> Exercise
Scan the listing below and copy every line holding "coefficient".

> Task input
______________________________
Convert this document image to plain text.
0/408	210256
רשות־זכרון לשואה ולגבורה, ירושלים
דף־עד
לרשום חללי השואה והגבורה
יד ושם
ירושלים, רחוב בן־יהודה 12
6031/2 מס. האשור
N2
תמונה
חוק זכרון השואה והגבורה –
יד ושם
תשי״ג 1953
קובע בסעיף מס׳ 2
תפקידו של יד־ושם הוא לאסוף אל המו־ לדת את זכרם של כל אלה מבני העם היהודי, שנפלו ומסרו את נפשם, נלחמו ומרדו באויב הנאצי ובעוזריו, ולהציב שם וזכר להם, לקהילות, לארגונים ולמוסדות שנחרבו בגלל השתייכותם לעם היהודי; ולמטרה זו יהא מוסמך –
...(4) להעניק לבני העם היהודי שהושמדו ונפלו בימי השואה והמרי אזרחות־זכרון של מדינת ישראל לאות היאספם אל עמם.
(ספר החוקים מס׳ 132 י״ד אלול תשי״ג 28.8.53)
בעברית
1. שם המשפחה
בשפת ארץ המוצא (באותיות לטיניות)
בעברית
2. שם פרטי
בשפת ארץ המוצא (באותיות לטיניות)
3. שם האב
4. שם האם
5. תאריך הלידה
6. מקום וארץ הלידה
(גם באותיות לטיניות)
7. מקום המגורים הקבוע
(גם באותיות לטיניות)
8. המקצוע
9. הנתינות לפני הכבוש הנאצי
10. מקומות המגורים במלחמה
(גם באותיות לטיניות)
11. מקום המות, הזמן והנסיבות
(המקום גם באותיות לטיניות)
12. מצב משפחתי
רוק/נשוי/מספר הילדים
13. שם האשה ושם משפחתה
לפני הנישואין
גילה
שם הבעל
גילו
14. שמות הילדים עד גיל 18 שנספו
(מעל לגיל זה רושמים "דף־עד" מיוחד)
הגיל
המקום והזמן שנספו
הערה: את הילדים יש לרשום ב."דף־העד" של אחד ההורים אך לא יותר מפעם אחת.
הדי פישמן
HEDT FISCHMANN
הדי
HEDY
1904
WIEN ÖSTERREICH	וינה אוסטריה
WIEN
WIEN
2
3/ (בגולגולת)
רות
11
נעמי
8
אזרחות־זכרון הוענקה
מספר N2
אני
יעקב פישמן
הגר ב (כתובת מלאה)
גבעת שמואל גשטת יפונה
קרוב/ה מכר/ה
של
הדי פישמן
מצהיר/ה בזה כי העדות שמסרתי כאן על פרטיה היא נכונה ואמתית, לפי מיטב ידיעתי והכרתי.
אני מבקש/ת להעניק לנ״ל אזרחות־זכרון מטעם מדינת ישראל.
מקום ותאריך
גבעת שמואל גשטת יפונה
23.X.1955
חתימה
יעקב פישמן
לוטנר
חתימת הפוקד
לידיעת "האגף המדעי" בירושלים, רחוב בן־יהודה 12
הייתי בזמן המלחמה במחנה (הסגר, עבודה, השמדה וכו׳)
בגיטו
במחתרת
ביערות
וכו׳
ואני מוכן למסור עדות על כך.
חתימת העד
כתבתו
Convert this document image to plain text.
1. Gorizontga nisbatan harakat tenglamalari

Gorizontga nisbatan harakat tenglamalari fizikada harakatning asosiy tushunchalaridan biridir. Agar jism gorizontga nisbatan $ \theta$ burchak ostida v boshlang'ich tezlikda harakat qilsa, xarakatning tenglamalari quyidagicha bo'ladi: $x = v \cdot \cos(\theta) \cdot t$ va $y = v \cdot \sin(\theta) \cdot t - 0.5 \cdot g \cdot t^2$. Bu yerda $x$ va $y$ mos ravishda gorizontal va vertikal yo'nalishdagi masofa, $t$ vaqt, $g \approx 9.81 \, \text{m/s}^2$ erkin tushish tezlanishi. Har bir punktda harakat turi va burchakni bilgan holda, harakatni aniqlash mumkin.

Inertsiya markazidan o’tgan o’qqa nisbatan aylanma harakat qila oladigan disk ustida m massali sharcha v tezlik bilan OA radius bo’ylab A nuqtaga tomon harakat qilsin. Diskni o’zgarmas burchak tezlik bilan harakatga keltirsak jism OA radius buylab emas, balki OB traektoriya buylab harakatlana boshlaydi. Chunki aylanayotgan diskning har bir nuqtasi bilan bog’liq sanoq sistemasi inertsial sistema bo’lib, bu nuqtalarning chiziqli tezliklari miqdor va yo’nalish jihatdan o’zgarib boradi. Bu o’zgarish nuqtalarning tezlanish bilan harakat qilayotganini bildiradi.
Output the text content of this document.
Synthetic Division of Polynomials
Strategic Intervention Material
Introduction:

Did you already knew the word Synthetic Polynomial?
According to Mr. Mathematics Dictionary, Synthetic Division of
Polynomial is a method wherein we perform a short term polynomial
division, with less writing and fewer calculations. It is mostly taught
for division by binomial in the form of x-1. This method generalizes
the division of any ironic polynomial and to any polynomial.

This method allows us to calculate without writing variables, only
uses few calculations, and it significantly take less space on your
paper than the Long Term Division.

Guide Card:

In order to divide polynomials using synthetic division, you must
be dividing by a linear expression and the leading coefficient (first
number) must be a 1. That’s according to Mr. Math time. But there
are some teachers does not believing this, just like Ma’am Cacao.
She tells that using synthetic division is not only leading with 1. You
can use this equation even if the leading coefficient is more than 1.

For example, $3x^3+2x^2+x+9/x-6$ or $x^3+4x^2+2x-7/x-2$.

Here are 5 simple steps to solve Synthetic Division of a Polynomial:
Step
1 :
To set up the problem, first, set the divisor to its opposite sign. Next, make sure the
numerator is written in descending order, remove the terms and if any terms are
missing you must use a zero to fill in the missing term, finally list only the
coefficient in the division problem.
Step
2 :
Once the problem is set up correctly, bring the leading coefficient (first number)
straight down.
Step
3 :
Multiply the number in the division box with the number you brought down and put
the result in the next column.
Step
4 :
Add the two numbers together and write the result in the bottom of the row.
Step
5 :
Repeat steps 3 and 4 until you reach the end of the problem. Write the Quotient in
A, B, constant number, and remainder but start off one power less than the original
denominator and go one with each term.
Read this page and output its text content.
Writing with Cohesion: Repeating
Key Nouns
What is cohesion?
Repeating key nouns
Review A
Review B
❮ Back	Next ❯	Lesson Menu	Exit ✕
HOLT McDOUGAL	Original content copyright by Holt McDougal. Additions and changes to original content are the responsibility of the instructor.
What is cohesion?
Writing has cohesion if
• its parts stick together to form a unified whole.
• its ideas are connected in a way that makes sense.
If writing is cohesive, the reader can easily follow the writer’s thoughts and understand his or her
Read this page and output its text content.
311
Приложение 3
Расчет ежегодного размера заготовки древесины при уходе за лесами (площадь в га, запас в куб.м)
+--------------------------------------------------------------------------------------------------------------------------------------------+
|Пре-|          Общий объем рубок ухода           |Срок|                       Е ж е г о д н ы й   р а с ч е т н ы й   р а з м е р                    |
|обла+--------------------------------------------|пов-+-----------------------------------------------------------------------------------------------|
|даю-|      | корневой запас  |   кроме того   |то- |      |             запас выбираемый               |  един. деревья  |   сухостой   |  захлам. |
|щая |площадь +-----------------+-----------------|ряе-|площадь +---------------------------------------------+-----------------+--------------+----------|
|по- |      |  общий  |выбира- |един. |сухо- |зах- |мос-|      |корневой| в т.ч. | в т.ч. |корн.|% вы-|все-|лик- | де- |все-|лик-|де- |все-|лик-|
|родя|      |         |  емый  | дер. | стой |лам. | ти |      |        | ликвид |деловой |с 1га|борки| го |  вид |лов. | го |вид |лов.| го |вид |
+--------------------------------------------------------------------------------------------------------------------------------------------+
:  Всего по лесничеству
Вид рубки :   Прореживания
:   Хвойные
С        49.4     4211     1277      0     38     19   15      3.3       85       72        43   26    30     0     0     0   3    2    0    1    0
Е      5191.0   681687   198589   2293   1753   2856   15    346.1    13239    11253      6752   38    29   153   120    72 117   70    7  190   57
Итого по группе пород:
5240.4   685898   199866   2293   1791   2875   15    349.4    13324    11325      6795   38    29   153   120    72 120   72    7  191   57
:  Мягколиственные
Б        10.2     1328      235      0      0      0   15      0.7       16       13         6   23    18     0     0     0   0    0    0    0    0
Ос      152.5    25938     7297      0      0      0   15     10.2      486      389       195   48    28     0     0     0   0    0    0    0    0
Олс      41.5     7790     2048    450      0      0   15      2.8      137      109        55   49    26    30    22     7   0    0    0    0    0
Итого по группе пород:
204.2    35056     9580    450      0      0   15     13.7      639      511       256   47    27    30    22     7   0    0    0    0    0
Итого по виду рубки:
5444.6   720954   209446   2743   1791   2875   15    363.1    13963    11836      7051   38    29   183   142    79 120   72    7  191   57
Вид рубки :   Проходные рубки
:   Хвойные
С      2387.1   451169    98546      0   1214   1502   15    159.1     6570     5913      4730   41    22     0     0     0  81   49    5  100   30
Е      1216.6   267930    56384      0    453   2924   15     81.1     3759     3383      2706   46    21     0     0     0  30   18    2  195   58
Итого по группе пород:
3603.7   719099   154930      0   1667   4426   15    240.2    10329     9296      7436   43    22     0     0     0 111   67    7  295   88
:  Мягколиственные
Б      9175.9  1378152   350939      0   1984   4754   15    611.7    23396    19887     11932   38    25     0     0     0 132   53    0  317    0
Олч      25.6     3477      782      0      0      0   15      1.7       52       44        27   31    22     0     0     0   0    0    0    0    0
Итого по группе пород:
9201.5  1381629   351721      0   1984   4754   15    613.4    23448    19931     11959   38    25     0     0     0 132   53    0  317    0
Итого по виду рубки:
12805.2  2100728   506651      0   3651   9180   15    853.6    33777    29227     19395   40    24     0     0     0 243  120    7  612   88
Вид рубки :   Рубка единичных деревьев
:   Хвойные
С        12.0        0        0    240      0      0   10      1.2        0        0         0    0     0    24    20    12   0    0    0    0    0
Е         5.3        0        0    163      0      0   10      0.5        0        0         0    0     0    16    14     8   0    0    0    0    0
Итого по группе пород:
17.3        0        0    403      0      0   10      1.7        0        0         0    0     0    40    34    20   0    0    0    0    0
______________________________
> Exercise output
be dividing by a linear expression and the leading coefficient (first
can use this equation even if the leading coefficient is more than 1.
coefficient in the division problem.
Once the problem is set up correctly, bring the leading coefficient (first number)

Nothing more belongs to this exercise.